- _Excerpted records_:
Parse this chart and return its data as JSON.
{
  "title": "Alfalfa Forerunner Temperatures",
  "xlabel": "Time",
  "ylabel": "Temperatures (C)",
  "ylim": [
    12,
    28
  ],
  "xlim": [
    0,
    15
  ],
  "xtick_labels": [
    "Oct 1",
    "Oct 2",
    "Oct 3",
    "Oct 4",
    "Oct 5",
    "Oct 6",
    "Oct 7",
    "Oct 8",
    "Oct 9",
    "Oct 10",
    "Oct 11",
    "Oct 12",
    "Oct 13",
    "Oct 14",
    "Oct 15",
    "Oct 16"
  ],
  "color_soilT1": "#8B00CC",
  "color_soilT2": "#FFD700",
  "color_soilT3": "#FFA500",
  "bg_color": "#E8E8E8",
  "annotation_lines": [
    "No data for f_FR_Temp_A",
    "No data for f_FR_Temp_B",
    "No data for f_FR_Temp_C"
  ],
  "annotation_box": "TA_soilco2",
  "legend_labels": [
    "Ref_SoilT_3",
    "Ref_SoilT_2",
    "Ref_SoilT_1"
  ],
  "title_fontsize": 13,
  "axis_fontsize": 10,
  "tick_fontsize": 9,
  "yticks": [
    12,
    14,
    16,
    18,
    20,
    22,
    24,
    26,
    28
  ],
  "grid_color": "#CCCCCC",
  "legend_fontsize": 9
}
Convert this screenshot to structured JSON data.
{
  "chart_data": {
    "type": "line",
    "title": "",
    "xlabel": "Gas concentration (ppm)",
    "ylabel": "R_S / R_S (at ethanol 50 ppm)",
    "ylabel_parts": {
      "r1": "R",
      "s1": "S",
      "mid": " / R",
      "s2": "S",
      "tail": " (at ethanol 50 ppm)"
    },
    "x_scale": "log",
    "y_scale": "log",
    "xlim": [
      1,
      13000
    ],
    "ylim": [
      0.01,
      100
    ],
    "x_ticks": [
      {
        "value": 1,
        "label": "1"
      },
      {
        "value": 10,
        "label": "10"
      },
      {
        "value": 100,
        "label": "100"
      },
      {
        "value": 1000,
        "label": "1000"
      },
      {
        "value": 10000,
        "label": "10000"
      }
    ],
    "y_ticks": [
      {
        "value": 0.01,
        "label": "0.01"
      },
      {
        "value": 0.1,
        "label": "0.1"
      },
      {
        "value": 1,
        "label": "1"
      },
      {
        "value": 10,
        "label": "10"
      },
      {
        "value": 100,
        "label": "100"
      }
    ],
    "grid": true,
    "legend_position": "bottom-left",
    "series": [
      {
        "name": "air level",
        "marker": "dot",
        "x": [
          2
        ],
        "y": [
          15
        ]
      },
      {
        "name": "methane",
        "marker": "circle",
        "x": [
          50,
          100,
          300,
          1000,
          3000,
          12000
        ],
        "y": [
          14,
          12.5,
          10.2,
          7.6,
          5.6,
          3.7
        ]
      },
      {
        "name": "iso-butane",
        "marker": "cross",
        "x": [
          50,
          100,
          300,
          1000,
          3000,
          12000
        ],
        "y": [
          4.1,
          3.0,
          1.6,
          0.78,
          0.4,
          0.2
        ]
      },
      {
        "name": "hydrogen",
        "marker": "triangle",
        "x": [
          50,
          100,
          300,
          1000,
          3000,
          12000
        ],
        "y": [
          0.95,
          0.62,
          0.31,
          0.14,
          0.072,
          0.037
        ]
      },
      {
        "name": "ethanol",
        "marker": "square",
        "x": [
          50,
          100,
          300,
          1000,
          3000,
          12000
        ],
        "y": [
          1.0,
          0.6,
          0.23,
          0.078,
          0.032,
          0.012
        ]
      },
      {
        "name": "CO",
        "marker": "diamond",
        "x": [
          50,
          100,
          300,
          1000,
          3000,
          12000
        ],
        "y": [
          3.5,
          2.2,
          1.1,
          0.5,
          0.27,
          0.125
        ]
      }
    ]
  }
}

- _Task_: Would you restate each of the entries word for word?

- _Written answer_:
Parse this chart and return its data as JSON.
{
  "title": "Alfalfa Forerunner Temperatures",
  "xlabel": "Time",
  "ylabel": "Temperatures (C)",
  "ylim": [
    12,
    28
  ],
  "xlim": [
    0,
    15
  ],
  "xtick_labels": [
    "Oct 1",
    "Oct 2",
    "Oct 3",
    "Oct 4",
    "Oct 5",
    "Oct 6",
    "Oct 7",
    "Oct 8",
    "Oct 9",
    "Oct 10",
    "Oct 11",
    "Oct 12",
    "Oct 13",
    "Oct 14",
    "Oct 15",
    "Oct 16"
  ],
  "color_soilT1": "#8B00CC",
  "color_soilT2": "#FFD700",
  "color_soilT3": "#FFA500",
  "bg_color": "#E8E8E8",
  "annotation_lines": [
    "No data for f_FR_Temp_A",
    "No data for f_FR_Temp_B",
    "No data for f_FR_Temp_C"
  ],
  "annotation_box": "TA_soilco2",
  "legend_labels": [
    "Ref_SoilT_3",
    "Ref_SoilT_2",
    "Ref_SoilT_1"
  ],
  "title_fontsize": 13,
  "axis_fontsize": 10,
  "tick_fontsize": 9,
  "yticks": [
    12,
    14,
    16,
    18,
    20,
    22,
    24,
    26,
    28
  ],
  "grid_color": "#CCCCCC",
  "legend_fontsize": 9
}
Convert this screenshot to structured JSON data.
{
  "chart_data": {
    "type": "line",
    "title": "",
    "xlabel": "Gas concentration (ppm)",
    "ylabel": "R_S / R_S (at ethanol 50 ppm)",
    "ylabel_parts": {
      "r1": "R",
      "s1": "S",
      "mid": " / R",
      "s2": "S",
      "tail": " (at ethanol 50 ppm)"
    },
    "x_scale": "log",
    "y_scale": "log",
    "xlim": [
      1,
      13000
    ],
    "ylim": [
      0.01,
      100
    ],
    "x_ticks": [
      {
        "value": 1,
        "label": "1"
      },
      {
        "value": 10,
        "label": "10"
      },
      {
        "value": 100,
        "label": "100"
      },
      {
        "value": 1000,
        "label": "1000"
      },
      {
        "value": 10000,
        "label": "10000"
      }
    ],
    "y_ticks": [
      {
        "value": 0.01,
        "label": "0.01"
      },
      {
        "value": 0.1,
        "label": "0.1"
      },
      {
        "value": 1,
        "label": "1"
      },
      {
        "value": 10,
        "label": "10"
      },
      {
        "value": 100,
        "label": "100"
      }
    ],
    "grid": true,
    "legend_position": "bottom-left",
    "series": [
      {
        "name": "air level",
        "marker": "dot",
        "x": [
          2
        ],
        "y": [
          15
        ]
      },
      {
        "name": "methane",
        "marker": "circle",
        "x": [
          50,
          100,
          300,
          1000,
          3000,
          12000
        ],
        "y": [
          14,
          12.5,
          10.2,
          7.6,
          5.6,
          3.7
        ]
      },
      {
        "name": "iso-butane",
        "marker": "cross",
        "x": [
          50,
          100,
          300,
          1000,
          3000,
          12000
        ],
        "y": [
          4.1,
          3.0,
          1.6,
          0.78,
          0.4,
          0.2
        ]
      },
      {
        "name": "hydrogen",
        "marker": "triangle",
        "x": [
          50,
          100,
          300,
          1000,
          3000,
          12000
        ],
        "y": [
          0.95,
          0.62,
          0.31,
          0.14,
          0.072,
          0.037
        ]
      },
      {
        "name": "ethanol",
        "marker": "square",
        "x": [
          50,
          100,
          300,
          1000,
          3000,
          12000
        ],
        "y": [
          1.0,
          0.6,
          0.23,
          0.078,
          0.032,
          0.012
        ]
      },
      {
        "name": "CO",
        "marker": "diamond",
        "x": [
          50,
          100,
          300,
          1000,
          3000,
          12000
        ],
        "y": [
          3.5,
          2.2,
          1.1,
          0.5,
          0.27,
          0.125
        ]
      }
    ]
  }
}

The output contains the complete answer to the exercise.